[START OF Data supplied]
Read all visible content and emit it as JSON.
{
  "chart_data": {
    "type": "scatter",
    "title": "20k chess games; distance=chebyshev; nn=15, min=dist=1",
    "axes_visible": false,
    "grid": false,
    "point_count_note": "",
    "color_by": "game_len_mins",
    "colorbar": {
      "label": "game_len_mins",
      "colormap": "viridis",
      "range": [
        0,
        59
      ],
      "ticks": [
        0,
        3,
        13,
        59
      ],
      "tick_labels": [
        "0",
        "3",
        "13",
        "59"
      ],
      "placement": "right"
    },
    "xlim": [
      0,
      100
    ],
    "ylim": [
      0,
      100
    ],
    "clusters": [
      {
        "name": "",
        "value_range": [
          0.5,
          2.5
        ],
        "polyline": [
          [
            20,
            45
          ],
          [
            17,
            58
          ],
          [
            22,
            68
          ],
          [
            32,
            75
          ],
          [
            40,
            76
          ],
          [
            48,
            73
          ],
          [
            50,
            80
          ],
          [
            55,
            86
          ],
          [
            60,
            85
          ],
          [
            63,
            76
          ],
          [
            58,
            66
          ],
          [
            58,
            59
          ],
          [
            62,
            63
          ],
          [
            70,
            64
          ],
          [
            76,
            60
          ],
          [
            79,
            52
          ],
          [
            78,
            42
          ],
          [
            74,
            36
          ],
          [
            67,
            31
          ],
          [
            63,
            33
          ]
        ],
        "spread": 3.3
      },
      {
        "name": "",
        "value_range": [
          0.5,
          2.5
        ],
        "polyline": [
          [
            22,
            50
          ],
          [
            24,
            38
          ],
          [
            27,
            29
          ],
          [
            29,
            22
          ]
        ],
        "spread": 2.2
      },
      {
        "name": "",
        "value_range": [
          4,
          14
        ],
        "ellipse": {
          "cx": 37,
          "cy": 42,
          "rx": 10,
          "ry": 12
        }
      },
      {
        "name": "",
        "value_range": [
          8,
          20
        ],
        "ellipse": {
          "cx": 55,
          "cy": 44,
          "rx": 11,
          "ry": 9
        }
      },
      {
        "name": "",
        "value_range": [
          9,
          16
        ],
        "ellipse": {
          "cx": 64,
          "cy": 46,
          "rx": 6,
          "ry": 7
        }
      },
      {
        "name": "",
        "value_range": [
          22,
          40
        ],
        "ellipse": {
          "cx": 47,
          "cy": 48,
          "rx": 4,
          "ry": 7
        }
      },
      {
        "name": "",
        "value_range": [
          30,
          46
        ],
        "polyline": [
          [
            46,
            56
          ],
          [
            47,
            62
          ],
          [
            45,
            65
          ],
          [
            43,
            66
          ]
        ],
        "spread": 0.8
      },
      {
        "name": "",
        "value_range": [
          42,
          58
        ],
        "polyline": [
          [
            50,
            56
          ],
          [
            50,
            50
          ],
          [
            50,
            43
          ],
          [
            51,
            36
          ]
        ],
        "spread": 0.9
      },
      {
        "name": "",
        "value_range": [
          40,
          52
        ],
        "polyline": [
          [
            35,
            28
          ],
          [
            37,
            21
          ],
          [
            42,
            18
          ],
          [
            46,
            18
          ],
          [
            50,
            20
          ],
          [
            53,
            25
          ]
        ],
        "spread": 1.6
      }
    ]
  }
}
[END OF Data supplied]
What is being asked
Extract each entry in full and write it down exactly.

Complete response
Read all visible content and emit it as JSON.
{
  "chart_data": {
    "type": "scatter",
    "title": "20k chess games; distance=chebyshev; nn=15, min=dist=1",
    "axes_visible": false,
    "grid": false,
    "point_count_note": "",
    "color_by": "game_len_mins",
    "colorbar": {
      "label": "game_len_mins",
      "colormap": "viridis",
      "range": [
        0,
        59
      ],
      "ticks": [
        0,
        3,
        13,
        59
      ],
      "tick_labels": [
        "0",
        "3",
        "13",
        "59"
      ],
      "placement": "right"
    },
    "xlim": [
      0,
      100
    ],
    "ylim": [
      0,
      100
    ],
    "clusters": [
      {
        "name": "",
        "value_range": [
          0.5,
          2.5
        ],
        "polyline": [
          [
            20,
            45
          ],
          [
            17,
            58
          ],
          [
            22,
            68
          ],
          [
            32,
            75
          ],
          [
            40,
            76
          ],
          [
            48,
            73
          ],
          [
            50,
            80
          ],
          [
            55,
            86
          ],
          [
            60,
            85
          ],
          [
            63,
            76
          ],
          [
            58,
            66
          ],
          [
            58,
            59
          ],
          [
            62,
            63
          ],
          [
            70,
            64
          ],
          [
            76,
            60
          ],
          [
            79,
            52
          ],
          [
            78,
            42
          ],
          [
            74,
            36
          ],
          [
            67,
            31
          ],
          [
            63,
            33
          ]
        ],
        "spread": 3.3
      },
      {
        "name": "",
        "value_range": [
          0.5,
          2.5
        ],
        "polyline": [
          [
            22,
            50
          ],
          [
            24,
            38
          ],
          [
            27,
            29
          ],
          [
            29,
            22
          ]
        ],
        "spread": 2.2
      },
      {
        "name": "",
        "value_range": [
          4,
          14
        ],
        "ellipse": {
          "cx": 37,
          "cy": 42,
          "rx": 10,
          "ry": 12
        }
      },
      {
        "name": "",
        "value_range": [
          8,
          20
        ],
        "ellipse": {
          "cx": 55,
          "cy": 44,
          "rx": 11,
          "ry": 9
        }
      },
      {
        "name": "",
        "value_range": [
          9,
          16
        ],
        "ellipse": {
          "cx": 64,
          "cy": 46,
          "rx": 6,
          "ry": 7
        }
      },
      {
        "name": "",
        "value_range": [
          22,
          40
        ],
        "ellipse": {
          "cx": 47,
          "cy": 48,
          "rx": 4,
          "ry": 7
        }
      },
      {
        "name": "",
        "value_range": [
          30,
          46
        ],
        "polyline": [
          [
            46,
            56
          ],
          [
            47,
            62
          ],
          [
            45,
            65
          ],
          [
            43,
            66
          ]
        ],
        "spread": 0.8
      },
      {
        "name": "",
        "value_range": [
          42,
          58
        ],
        "polyline": [
          [
            50,
            56
          ],
          [
            50,
            50
          ],
          [
            50,
            43
          ],
          [
            51,
            36
          ]
        ],
        "spread": 0.9
      },
      {
        "name": "",
        "value_range": [
          40,
          52
        ],
        "polyline": [
          [
            35,
            28
          ],
          [
            37,
            21
          ],
          [
            42,
            18
          ],
          [
            46,
            18
          ],
          [
            50,
            20
          ],
          [
            53,
            25
          ]
        ],
        "spread": 1.6
      }
    ]
  }
}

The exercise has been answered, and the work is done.